==== Material for this exercise ====
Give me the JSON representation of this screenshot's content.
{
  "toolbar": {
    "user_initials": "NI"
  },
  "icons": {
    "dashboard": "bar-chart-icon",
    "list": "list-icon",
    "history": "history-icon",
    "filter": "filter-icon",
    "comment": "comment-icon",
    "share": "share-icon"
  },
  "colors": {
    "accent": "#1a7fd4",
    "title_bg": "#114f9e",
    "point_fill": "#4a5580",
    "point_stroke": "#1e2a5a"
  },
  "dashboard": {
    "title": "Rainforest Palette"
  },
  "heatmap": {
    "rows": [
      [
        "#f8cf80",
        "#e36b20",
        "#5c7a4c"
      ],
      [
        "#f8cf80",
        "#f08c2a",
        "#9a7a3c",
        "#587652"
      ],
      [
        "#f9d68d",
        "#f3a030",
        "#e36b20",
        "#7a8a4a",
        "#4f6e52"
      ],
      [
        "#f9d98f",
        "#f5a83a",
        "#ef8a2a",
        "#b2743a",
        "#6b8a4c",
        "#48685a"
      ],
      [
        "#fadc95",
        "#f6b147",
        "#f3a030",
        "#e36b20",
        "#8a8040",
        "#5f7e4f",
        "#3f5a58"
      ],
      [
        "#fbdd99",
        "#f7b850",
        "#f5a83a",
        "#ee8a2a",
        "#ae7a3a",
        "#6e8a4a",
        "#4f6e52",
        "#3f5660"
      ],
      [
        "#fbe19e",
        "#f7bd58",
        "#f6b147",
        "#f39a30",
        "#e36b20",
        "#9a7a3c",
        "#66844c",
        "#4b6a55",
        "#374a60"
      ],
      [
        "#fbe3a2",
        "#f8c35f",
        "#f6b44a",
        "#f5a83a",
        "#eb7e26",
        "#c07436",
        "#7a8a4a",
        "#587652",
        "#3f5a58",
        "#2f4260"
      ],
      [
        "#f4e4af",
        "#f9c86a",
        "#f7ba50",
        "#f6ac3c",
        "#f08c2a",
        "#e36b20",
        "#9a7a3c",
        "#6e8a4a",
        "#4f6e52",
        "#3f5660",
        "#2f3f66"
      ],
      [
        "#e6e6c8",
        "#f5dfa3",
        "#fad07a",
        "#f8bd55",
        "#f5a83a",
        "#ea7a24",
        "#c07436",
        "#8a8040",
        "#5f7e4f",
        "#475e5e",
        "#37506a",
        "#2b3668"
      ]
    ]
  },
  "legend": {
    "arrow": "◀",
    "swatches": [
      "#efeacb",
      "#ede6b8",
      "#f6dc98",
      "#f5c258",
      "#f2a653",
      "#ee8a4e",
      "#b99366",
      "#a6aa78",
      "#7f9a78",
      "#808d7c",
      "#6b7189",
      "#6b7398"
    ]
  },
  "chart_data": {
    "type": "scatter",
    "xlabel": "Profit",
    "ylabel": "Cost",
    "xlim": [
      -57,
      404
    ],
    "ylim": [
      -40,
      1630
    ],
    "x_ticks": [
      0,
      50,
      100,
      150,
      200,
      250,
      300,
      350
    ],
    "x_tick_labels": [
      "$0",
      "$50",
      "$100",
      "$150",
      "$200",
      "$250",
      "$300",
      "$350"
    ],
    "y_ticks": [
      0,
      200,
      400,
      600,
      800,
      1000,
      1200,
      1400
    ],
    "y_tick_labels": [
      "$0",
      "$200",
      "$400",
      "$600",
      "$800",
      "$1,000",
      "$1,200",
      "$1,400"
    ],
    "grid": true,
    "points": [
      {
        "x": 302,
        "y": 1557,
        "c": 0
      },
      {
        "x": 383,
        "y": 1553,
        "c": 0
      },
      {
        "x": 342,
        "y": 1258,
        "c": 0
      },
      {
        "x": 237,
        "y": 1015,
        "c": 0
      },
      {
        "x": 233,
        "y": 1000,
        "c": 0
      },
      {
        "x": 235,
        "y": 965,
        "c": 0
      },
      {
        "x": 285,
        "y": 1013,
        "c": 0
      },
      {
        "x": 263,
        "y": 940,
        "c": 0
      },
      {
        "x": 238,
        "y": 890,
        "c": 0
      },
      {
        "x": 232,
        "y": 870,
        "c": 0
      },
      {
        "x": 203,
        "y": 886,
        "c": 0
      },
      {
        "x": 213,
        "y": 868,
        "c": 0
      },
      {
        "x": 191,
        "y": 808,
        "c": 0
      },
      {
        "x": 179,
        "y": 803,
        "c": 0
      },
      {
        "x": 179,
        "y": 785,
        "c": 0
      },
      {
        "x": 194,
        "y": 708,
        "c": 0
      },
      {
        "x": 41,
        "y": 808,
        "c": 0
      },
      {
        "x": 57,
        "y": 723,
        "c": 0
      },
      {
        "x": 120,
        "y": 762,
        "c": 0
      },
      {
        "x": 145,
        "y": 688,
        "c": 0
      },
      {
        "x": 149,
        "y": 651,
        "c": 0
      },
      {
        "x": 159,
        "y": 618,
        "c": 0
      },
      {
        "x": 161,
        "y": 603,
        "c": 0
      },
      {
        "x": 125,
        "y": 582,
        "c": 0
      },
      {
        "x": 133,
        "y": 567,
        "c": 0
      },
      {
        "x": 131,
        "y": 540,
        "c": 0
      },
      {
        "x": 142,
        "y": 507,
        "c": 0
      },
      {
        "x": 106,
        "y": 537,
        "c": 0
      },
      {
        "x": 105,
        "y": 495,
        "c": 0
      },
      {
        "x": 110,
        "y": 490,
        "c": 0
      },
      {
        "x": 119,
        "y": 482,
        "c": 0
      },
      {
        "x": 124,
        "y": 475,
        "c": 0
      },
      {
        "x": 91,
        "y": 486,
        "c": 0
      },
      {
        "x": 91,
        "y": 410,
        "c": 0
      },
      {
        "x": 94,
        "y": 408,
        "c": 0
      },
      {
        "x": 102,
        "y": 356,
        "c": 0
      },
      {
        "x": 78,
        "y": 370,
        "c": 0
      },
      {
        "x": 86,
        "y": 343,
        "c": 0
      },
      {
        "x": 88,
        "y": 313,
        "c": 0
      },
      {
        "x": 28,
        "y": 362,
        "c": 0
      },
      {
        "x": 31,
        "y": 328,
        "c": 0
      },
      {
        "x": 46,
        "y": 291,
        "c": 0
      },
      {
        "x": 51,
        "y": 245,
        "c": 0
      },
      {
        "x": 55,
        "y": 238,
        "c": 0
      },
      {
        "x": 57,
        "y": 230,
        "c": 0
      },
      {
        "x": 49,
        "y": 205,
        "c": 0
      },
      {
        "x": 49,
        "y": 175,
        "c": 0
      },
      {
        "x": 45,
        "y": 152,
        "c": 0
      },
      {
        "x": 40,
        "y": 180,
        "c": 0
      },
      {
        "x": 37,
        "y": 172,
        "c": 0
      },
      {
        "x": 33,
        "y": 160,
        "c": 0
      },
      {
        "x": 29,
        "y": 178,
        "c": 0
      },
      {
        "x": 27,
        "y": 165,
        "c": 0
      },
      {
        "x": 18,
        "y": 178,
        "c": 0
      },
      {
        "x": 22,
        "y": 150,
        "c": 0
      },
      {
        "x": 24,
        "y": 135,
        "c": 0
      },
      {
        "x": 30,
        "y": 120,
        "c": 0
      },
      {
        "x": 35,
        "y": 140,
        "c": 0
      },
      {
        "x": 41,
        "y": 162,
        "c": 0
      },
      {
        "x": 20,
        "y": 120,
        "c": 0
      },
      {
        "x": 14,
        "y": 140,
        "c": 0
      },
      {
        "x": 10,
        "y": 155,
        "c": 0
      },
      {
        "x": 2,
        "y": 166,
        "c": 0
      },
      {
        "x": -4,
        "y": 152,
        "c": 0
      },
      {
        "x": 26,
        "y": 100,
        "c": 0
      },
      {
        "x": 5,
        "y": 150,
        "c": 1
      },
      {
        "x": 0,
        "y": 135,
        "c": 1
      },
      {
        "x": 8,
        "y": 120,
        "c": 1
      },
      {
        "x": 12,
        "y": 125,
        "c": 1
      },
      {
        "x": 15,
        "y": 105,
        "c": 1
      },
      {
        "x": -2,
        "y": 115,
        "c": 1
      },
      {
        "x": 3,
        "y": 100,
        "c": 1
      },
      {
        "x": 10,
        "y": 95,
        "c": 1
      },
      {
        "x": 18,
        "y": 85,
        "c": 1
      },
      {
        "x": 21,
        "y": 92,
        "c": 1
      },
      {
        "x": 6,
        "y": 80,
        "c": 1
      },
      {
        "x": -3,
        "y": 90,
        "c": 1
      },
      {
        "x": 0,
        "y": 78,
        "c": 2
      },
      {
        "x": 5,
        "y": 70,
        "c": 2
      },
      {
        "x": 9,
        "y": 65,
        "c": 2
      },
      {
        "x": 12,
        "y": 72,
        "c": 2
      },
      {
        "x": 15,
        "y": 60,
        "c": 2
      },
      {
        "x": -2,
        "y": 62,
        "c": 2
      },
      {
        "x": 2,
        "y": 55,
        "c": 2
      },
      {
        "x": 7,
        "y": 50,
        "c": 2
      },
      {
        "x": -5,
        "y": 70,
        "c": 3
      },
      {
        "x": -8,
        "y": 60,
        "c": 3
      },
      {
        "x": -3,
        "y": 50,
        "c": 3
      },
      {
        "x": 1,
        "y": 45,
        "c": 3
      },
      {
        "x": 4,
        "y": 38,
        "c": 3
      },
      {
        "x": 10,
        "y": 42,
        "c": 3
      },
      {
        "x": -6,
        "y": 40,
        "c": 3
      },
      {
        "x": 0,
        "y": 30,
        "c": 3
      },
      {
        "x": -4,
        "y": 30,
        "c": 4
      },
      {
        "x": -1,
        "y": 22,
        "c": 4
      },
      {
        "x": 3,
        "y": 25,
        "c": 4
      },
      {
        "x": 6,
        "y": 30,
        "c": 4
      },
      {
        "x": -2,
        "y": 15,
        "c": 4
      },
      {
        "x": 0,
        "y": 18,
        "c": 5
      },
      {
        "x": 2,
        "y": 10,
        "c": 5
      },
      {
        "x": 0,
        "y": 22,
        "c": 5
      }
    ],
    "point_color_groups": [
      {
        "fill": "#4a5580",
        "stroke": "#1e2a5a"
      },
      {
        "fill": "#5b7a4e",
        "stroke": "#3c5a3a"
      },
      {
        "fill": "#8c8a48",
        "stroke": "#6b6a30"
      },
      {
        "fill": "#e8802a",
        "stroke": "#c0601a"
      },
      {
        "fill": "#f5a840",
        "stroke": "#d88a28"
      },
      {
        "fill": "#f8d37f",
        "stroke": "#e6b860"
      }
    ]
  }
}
====
Written exercise | Among the lines of the records above, count those holding the string "dashboard", and report only the number.

Reply to the exercise | 2